* **TO DO**: Reproduce the material below, swapping every "y-axis-segment" for "y-axis-section" and leaving everything else unchanged.

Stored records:
______________________________

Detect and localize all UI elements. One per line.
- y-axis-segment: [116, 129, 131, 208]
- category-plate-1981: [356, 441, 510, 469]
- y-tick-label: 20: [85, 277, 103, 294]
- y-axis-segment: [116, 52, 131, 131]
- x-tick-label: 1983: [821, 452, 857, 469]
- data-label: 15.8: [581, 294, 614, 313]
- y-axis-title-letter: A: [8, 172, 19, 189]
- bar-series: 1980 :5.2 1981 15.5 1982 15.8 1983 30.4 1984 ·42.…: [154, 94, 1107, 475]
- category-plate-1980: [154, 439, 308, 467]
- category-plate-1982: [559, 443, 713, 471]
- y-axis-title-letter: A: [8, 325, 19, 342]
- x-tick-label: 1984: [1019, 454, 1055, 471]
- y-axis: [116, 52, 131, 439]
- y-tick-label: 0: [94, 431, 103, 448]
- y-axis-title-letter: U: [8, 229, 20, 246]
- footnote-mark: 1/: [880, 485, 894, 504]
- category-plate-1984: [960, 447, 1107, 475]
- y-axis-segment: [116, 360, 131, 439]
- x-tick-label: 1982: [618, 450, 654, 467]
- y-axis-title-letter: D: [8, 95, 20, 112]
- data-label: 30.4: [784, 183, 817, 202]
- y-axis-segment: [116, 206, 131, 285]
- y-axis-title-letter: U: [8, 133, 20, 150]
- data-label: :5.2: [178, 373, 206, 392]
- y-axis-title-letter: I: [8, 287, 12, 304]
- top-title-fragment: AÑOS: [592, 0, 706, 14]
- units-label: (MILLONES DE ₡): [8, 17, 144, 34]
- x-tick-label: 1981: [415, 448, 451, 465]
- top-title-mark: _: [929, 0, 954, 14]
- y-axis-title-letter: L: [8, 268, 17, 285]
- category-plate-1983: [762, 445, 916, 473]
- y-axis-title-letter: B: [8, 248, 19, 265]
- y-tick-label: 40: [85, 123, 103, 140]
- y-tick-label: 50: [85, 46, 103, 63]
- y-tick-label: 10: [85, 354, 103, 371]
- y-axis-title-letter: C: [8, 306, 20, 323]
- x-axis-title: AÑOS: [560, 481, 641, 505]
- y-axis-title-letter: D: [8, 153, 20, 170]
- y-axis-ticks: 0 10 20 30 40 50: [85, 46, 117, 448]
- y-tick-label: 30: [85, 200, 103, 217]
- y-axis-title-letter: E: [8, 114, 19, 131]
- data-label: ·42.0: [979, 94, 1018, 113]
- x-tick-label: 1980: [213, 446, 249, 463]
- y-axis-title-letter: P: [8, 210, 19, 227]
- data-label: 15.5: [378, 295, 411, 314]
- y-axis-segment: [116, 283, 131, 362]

______________________________

* **EXERCISE SOLUTION**:
Detect and localize all UI elements. One per line.
- y-axis-section: [116, 129, 131, 208]
- category-plate-1981: [356, 441, 510, 469]
- y-tick-label: 20: [85, 277, 103, 294]
- y-axis-section: [116, 52, 131, 131]
- x-tick-label: 1983: [821, 452, 857, 469]
- data-label: 15.8: [581, 294, 614, 313]
- y-axis-title-letter: A: [8, 172, 19, 189]
- bar-series: 1980 :5.2 1981 15.5 1982 15.8 1983 30.4 1984 ·42.…: [154, 94, 1107, 475]
- category-plate-1980: [154, 439, 308, 467]
- category-plate-1982: [559, 443, 713, 471]
- y-axis-title-letter: A: [8, 325, 19, 342]
- x-tick-label: 1984: [1019, 454, 1055, 471]
- y-axis: [116, 52, 131, 439]
- y-tick-label: 0: [94, 431, 103, 448]
- y-axis-title-letter: U: [8, 229, 20, 246]
- footnote-mark: 1/: [880, 485, 894, 504]
- category-plate-1984: [960, 447, 1107, 475]
- y-axis-section: [116, 360, 131, 439]
- x-tick-label: 1982: [618, 450, 654, 467]
- y-axis-title-letter: D: [8, 95, 20, 112]
- data-label: 30.4: [784, 183, 817, 202]
- y-axis-section: [116, 206, 131, 285]
- y-axis-title-letter: U: [8, 133, 20, 150]
- data-label: :5.2: [178, 373, 206, 392]
- y-axis-title-letter: I: [8, 287, 12, 304]
- top-title-fragment: AÑOS: [592, 0, 706, 14]
- units-label: (MILLONES DE ₡): [8, 17, 144, 34]
- x-tick-label: 1981: [415, 448, 451, 465]
- top-title-mark: _: [929, 0, 954, 14]
- y-axis-title-letter: L: [8, 268, 17, 285]
- category-plate-1983: [762, 445, 916, 473]
- y-axis-title-letter: B: [8, 248, 19, 265]
- y-tick-label: 40: [85, 123, 103, 140]
- y-tick-label: 50: [85, 46, 103, 63]
- y-tick-label: 10: [85, 354, 103, 371]
- y-axis-title-letter: C: [8, 306, 20, 323]
- x-axis-title: AÑOS: [560, 481, 641, 505]
- y-axis-title-letter: D: [8, 153, 20, 170]
- y-axis-ticks: 0 10 20 30 40 50: [85, 46, 117, 448]
- y-tick-label: 30: [85, 200, 103, 217]
- y-axis-title-letter: E: [8, 114, 19, 131]
- data-label: ·42.0: [979, 94, 1018, 113]
- x-tick-label: 1980: [213, 446, 249, 463]
- y-axis-title-letter: P: [8, 210, 19, 227]
- data-label: 15.5: [378, 295, 411, 314]
- y-axis-section: [116, 283, 131, 362]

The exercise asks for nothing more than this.